▶ WRITTEN TASK
Sort through the data and copy the lines holding the word "피고소인을".

Dataset items:
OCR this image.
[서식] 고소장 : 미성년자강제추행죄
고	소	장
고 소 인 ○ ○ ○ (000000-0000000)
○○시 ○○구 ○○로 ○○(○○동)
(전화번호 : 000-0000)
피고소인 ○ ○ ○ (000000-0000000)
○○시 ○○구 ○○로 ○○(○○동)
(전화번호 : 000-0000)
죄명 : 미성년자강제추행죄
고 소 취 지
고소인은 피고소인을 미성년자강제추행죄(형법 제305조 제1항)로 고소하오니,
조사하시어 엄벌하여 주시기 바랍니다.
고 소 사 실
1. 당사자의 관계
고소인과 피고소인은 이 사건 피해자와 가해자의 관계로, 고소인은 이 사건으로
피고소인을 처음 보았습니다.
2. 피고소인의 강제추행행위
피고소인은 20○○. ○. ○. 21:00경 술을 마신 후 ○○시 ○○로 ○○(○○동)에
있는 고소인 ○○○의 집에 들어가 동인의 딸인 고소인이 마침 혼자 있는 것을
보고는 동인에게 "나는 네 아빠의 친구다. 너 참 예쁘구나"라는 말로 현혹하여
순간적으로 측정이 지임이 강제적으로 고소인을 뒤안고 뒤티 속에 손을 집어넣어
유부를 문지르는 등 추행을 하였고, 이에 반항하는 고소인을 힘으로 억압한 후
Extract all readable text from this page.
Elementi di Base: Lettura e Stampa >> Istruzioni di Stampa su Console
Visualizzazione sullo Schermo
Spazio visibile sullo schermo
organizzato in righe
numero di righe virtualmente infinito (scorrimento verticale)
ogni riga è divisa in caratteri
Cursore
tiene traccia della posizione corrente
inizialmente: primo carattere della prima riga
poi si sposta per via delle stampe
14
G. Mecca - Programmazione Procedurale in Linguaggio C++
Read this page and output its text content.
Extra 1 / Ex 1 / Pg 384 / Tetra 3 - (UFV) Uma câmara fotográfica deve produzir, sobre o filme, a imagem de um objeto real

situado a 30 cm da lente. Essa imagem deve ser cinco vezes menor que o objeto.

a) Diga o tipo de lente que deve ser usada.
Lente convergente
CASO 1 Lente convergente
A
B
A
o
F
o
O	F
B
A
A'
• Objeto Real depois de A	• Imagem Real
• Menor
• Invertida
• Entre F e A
...
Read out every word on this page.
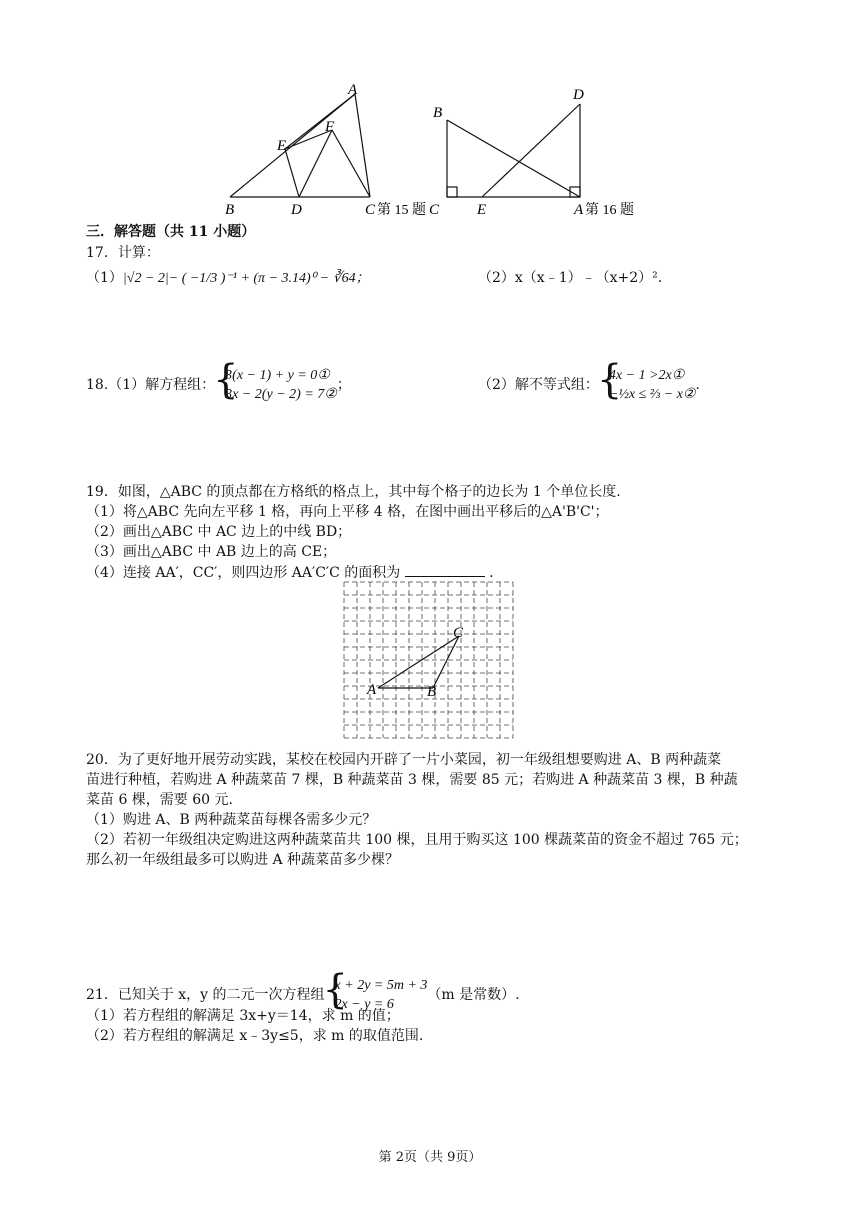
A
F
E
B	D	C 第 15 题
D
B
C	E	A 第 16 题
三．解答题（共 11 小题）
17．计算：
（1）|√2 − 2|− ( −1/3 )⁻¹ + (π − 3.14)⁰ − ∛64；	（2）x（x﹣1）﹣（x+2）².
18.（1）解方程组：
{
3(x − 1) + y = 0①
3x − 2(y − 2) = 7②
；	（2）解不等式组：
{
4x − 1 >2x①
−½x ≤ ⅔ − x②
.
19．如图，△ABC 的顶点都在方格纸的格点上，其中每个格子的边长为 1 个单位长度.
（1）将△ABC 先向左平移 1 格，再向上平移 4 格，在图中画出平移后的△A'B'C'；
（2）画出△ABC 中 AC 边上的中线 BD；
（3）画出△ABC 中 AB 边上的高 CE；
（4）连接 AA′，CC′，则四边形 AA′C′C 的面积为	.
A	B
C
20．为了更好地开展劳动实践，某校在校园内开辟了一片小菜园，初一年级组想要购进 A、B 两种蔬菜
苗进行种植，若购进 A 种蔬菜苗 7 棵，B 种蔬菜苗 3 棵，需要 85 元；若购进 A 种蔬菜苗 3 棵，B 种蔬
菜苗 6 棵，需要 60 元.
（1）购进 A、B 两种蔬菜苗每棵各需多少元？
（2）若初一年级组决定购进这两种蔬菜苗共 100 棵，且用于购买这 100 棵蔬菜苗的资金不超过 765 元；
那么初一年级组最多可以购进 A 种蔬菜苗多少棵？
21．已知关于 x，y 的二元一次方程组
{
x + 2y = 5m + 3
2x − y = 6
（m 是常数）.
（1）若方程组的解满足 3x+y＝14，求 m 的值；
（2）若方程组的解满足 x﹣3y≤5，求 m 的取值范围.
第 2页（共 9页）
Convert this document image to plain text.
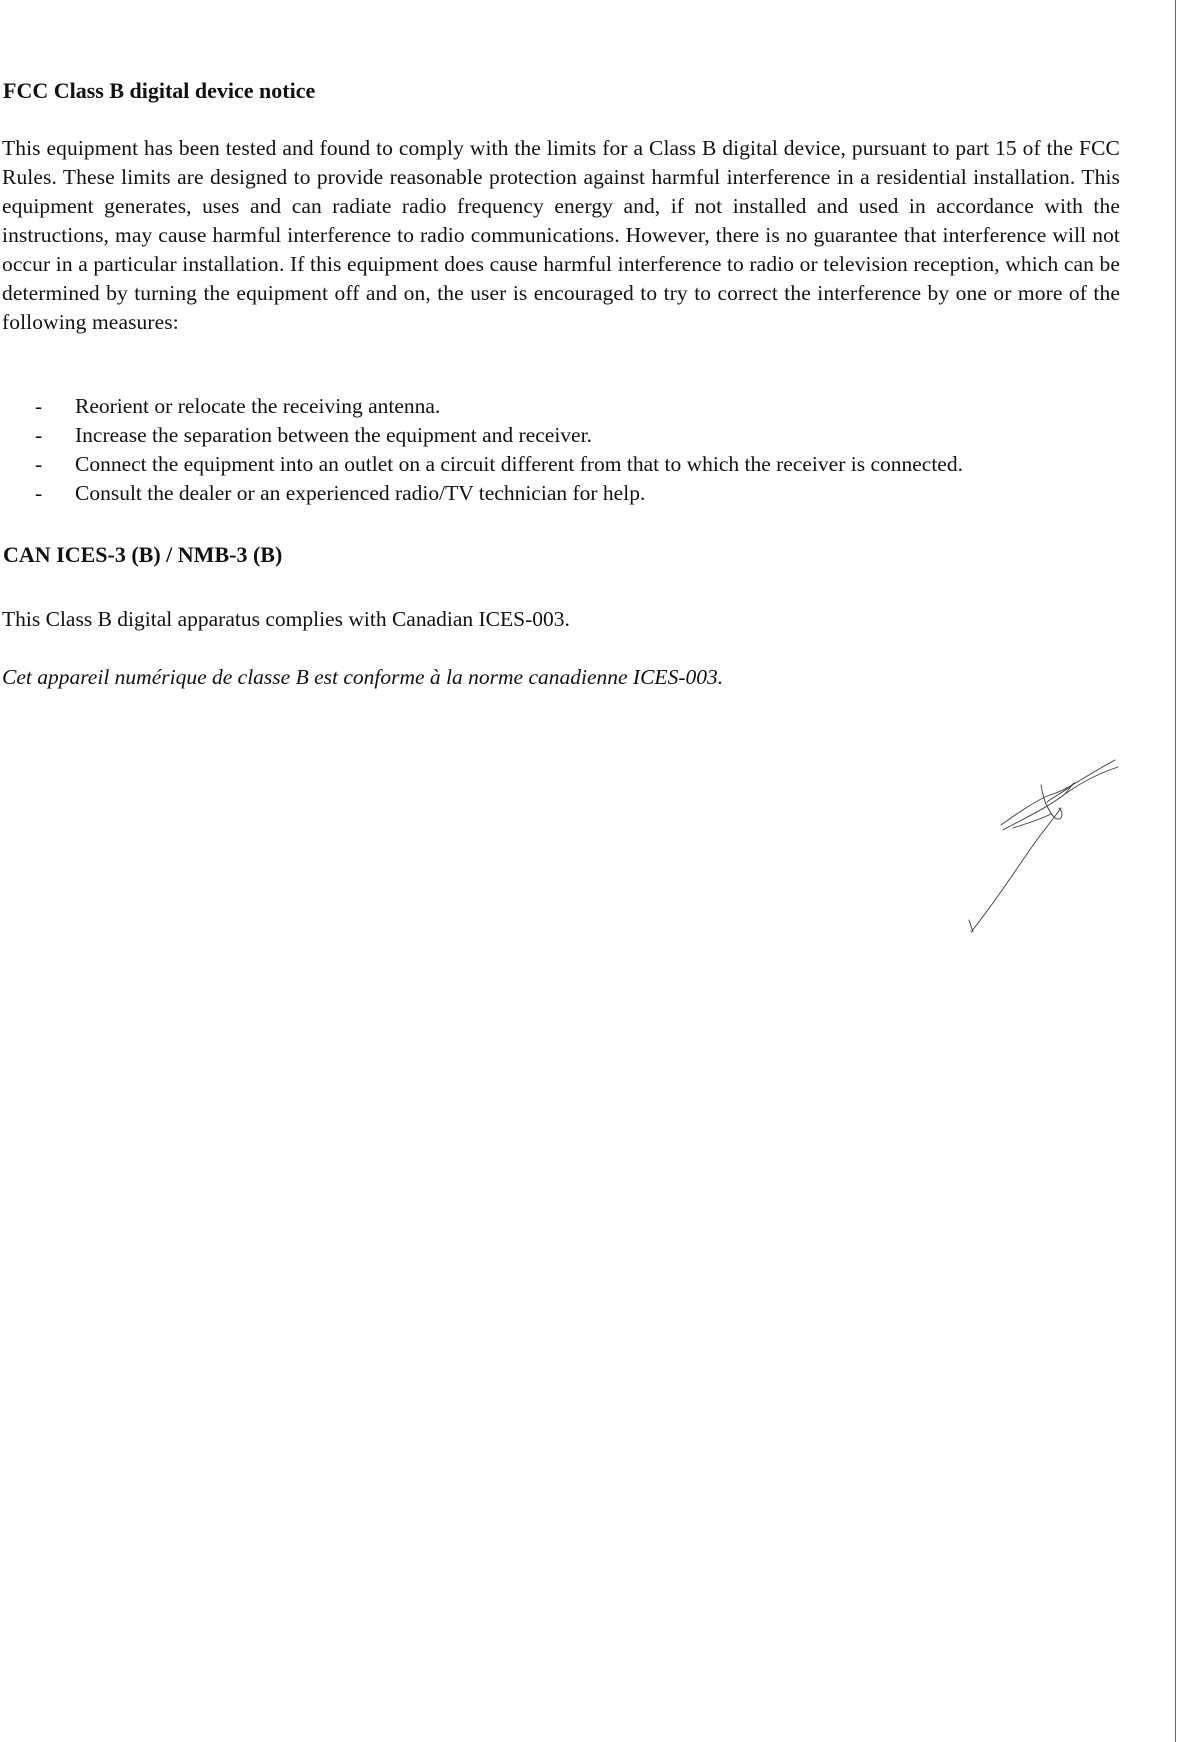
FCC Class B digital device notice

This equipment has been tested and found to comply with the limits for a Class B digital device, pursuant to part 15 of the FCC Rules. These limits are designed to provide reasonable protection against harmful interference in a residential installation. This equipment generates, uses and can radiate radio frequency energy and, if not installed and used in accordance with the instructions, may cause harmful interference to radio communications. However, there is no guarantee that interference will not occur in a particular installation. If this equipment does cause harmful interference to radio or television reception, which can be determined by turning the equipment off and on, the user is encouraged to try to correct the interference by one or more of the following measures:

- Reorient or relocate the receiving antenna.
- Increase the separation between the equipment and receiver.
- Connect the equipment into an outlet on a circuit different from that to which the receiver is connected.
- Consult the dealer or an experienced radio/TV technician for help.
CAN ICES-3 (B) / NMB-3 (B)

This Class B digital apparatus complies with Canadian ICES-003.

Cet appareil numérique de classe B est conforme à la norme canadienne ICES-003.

▶ ANSWER TO THIS PROBLEM
고소인은 피고소인을 미성년자강제추행죄(형법 제305조 제1항)로 고소하오니,
피고소인을 처음 보았습니다.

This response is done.